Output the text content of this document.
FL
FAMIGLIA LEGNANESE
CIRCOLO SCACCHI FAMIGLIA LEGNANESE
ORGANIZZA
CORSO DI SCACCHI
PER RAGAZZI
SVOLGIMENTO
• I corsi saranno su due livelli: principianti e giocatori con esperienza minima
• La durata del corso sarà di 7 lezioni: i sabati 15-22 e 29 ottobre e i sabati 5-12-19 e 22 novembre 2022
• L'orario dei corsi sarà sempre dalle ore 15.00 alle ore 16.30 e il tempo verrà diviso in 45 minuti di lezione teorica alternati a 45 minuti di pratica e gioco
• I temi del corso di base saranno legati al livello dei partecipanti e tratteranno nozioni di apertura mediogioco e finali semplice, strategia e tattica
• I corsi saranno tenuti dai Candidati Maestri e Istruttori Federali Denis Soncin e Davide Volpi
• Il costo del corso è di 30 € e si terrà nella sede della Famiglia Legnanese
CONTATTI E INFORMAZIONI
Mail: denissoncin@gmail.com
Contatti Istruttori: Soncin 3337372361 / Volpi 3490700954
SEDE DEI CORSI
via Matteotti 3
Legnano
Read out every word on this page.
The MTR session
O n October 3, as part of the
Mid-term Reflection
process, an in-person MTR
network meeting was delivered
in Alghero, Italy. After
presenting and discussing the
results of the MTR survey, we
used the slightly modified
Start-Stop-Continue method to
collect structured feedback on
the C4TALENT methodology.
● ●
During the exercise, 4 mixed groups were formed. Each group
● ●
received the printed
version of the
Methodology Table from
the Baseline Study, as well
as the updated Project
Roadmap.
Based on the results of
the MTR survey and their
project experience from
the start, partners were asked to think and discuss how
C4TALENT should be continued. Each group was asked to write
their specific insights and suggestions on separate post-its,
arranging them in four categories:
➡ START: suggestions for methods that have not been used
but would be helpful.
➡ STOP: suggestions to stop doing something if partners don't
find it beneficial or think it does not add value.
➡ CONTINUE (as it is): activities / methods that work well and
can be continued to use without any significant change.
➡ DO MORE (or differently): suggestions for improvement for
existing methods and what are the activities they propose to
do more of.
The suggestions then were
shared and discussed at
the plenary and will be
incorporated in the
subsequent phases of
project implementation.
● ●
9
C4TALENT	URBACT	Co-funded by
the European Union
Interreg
┄┄┄┄┄┄
▸ Stated exercise: Using the entries above, find all lines with "think". Copy them.

▸ Solved problem:
the start, partners were asked to think and discuss how
find it beneficial or think it does not add value.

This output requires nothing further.